EXERCISE BRIEF: Return the number of lines in which the word "fill" appears; add nothing else.

RECORDS PROVIDED:

*****

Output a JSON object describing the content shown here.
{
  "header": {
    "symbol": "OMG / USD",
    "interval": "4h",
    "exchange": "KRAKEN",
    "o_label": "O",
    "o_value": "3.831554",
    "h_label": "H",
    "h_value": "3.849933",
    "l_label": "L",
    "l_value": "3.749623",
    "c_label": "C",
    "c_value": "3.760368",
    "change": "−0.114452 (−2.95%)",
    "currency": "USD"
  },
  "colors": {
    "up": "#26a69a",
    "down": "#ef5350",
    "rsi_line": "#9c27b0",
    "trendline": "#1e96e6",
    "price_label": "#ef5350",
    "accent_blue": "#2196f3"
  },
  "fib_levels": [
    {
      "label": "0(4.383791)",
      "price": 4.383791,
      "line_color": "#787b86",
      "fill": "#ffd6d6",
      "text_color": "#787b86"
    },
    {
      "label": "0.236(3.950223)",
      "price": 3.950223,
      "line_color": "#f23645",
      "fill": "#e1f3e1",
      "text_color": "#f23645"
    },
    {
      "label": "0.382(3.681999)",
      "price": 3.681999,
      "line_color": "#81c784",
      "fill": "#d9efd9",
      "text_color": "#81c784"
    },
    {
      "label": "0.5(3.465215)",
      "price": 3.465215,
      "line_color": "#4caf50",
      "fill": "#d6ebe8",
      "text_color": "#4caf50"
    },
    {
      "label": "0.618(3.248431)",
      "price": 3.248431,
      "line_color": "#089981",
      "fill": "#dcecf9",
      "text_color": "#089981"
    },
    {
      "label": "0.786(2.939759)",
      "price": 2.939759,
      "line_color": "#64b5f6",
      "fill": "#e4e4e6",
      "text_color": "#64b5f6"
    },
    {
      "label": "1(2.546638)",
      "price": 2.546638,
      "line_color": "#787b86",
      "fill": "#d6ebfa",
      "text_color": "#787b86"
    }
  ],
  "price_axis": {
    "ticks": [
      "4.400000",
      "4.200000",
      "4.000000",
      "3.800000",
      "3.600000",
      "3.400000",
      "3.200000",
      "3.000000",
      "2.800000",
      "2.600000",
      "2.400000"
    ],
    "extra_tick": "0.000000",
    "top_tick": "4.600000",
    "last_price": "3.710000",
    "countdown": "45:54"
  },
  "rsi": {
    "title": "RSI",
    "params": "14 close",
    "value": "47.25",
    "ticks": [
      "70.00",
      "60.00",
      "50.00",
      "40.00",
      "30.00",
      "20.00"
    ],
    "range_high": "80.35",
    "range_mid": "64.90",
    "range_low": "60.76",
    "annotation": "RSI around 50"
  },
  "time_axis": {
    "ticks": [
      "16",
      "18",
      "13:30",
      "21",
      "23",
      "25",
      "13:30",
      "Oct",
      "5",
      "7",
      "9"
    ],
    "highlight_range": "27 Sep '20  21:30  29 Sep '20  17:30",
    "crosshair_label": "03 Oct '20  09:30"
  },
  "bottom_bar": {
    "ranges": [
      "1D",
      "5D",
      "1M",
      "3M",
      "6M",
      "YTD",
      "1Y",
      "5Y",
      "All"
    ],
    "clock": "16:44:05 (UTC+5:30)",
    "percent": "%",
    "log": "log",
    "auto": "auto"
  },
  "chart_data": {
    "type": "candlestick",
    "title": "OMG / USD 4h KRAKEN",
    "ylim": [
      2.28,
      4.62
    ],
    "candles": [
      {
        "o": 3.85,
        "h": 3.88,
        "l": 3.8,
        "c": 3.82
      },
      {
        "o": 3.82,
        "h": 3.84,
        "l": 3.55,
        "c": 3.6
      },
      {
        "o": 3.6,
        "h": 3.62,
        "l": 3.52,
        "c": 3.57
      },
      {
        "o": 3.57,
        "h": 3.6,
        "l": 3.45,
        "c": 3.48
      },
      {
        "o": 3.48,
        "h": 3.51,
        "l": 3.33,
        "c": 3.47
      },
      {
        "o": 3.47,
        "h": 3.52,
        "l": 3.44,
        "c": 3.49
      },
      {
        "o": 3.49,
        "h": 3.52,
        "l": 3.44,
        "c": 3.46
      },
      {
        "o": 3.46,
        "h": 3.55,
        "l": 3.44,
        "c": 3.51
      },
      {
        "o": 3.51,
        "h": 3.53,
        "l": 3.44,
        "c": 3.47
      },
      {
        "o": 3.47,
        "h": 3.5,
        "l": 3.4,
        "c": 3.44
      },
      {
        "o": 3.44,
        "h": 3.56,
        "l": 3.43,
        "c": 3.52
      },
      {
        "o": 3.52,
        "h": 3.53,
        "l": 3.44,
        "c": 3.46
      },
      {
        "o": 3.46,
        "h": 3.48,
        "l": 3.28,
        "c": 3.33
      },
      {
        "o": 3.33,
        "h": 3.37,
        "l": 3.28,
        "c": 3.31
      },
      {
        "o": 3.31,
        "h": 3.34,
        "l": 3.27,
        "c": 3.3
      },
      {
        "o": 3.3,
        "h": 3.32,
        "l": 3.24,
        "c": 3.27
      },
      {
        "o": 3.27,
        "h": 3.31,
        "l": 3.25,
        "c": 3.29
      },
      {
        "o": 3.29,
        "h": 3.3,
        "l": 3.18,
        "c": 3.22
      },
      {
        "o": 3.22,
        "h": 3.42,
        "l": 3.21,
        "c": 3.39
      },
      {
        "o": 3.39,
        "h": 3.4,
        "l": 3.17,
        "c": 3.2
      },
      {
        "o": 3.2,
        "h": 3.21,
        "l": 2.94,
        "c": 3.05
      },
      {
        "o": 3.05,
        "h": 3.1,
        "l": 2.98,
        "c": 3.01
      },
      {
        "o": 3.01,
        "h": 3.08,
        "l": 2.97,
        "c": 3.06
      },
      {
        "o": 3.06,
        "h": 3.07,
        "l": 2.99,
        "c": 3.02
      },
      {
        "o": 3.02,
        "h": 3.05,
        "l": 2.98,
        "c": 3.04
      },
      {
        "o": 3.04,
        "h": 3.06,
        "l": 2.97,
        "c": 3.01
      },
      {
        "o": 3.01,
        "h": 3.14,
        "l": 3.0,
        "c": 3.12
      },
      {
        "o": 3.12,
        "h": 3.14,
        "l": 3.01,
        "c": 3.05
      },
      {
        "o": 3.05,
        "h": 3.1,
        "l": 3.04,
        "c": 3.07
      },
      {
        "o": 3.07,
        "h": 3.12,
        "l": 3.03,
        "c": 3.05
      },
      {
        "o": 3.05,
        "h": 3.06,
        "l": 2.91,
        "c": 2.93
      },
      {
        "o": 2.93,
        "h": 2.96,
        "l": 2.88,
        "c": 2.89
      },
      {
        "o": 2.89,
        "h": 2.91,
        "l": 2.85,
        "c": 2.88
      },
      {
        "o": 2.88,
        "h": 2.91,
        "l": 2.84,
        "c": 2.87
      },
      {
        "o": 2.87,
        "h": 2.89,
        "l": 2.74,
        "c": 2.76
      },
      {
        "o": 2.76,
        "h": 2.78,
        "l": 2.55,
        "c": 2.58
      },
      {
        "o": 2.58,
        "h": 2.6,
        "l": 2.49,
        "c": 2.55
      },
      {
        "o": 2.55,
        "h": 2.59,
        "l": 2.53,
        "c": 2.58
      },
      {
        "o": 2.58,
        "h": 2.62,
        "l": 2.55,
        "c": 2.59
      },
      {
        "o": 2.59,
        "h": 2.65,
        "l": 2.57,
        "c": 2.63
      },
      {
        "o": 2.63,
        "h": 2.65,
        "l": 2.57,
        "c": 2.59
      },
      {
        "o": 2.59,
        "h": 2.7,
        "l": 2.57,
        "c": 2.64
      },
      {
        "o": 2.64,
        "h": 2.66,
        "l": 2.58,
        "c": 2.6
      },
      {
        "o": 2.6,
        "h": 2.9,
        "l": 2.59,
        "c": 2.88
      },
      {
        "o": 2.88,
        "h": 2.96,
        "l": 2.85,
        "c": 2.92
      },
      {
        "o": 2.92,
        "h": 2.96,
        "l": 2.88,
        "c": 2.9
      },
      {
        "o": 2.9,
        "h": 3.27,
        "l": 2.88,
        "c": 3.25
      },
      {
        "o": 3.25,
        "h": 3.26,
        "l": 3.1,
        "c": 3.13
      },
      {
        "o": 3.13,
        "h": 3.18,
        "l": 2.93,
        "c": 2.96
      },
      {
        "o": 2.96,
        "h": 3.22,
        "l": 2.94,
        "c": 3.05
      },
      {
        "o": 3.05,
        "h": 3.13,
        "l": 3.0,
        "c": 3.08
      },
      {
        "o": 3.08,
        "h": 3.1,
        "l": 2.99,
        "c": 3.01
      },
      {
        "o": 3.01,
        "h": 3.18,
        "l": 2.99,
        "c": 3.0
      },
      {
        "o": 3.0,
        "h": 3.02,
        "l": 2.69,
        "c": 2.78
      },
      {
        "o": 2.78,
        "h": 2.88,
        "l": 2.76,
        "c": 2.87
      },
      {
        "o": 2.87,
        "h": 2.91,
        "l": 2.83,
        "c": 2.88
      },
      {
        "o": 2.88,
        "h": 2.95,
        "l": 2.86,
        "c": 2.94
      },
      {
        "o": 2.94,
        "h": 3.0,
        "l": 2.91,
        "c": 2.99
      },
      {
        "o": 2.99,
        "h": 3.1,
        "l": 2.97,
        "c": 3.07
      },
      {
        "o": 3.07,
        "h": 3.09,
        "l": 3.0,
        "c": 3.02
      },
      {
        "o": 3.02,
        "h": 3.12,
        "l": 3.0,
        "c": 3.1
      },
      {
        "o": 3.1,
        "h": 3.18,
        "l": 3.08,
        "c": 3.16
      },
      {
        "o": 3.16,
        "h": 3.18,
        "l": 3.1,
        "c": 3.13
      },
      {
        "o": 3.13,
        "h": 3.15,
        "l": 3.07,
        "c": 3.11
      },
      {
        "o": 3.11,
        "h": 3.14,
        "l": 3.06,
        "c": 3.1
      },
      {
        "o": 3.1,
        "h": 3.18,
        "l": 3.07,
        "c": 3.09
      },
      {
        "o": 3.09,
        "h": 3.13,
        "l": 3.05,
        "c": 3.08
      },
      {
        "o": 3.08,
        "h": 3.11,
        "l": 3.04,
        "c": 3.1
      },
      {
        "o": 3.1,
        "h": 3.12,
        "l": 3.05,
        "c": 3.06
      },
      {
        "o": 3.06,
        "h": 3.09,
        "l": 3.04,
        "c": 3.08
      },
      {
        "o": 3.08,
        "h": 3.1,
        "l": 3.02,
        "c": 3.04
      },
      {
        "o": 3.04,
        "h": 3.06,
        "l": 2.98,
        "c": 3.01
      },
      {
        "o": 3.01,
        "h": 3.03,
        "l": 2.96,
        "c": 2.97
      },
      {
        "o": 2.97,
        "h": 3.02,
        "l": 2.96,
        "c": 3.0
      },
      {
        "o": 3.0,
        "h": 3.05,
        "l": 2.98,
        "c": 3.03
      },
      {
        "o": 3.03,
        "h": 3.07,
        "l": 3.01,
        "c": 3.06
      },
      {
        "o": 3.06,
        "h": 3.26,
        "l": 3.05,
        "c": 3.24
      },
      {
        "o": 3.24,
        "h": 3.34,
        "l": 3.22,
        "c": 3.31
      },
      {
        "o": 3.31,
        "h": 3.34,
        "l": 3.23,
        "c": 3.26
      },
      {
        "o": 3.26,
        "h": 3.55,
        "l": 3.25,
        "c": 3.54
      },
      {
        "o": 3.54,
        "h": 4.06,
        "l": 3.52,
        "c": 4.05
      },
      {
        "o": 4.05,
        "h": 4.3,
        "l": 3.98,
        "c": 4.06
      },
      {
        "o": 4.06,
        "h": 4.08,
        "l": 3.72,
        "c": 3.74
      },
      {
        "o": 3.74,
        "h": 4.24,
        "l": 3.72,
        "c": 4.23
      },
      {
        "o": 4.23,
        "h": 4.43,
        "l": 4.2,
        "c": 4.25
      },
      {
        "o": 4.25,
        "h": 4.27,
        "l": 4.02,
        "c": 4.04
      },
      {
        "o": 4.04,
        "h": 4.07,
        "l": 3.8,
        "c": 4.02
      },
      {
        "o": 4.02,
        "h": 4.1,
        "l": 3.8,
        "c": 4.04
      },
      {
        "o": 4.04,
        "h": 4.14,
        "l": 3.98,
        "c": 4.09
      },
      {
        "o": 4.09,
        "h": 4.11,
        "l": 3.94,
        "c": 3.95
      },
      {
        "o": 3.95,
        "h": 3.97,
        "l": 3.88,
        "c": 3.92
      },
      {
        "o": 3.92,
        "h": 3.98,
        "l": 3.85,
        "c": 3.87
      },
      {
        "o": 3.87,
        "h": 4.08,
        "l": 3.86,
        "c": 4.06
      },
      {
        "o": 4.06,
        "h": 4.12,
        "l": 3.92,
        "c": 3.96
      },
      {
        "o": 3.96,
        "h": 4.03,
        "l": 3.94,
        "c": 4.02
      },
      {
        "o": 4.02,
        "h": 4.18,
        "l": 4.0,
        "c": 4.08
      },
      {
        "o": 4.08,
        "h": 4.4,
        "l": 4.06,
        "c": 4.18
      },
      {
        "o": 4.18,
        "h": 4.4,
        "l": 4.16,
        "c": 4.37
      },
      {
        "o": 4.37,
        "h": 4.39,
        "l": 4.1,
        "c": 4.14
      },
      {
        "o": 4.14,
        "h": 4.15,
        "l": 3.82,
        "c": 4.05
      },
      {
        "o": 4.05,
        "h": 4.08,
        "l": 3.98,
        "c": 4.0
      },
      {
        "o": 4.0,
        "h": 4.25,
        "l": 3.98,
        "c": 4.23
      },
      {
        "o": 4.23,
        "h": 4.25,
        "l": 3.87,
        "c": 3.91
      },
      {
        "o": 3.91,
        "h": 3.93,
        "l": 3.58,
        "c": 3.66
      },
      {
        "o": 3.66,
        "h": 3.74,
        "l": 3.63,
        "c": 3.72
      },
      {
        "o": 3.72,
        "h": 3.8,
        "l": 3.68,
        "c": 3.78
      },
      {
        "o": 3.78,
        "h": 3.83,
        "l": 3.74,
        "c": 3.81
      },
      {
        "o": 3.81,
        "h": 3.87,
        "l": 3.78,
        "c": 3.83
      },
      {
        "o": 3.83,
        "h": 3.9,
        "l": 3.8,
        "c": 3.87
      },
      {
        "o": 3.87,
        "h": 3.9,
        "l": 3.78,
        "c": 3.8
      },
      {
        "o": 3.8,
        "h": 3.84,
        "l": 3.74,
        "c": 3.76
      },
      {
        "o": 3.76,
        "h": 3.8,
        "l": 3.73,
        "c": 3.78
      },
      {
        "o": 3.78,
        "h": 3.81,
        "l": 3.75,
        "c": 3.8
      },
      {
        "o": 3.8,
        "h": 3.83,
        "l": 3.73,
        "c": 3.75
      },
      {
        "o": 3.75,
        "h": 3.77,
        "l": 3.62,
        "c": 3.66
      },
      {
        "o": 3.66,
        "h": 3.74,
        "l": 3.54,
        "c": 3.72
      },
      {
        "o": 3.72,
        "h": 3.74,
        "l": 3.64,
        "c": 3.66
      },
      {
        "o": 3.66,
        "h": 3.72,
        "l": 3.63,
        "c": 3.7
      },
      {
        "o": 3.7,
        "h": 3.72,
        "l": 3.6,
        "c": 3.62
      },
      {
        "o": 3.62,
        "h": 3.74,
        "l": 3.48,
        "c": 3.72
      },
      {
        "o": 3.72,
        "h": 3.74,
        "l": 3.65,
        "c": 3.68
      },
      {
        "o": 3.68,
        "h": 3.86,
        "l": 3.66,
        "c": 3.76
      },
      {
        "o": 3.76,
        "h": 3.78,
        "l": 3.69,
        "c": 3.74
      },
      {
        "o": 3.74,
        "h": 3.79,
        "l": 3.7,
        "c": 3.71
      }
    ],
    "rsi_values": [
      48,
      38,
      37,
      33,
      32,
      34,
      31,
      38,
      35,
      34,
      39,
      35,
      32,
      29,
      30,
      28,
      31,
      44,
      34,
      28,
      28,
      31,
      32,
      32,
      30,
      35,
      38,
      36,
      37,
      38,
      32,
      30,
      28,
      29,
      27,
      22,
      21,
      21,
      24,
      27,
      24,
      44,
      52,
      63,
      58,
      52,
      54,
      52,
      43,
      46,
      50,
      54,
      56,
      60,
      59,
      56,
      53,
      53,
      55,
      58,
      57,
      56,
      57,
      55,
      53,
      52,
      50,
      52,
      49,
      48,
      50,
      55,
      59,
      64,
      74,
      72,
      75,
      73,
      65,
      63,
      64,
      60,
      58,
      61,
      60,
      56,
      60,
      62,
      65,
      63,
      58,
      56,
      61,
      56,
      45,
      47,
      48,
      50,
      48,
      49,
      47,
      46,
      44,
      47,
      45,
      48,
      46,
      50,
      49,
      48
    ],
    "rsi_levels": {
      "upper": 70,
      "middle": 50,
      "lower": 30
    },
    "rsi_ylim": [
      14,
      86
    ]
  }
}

*****

THE REPLY: 7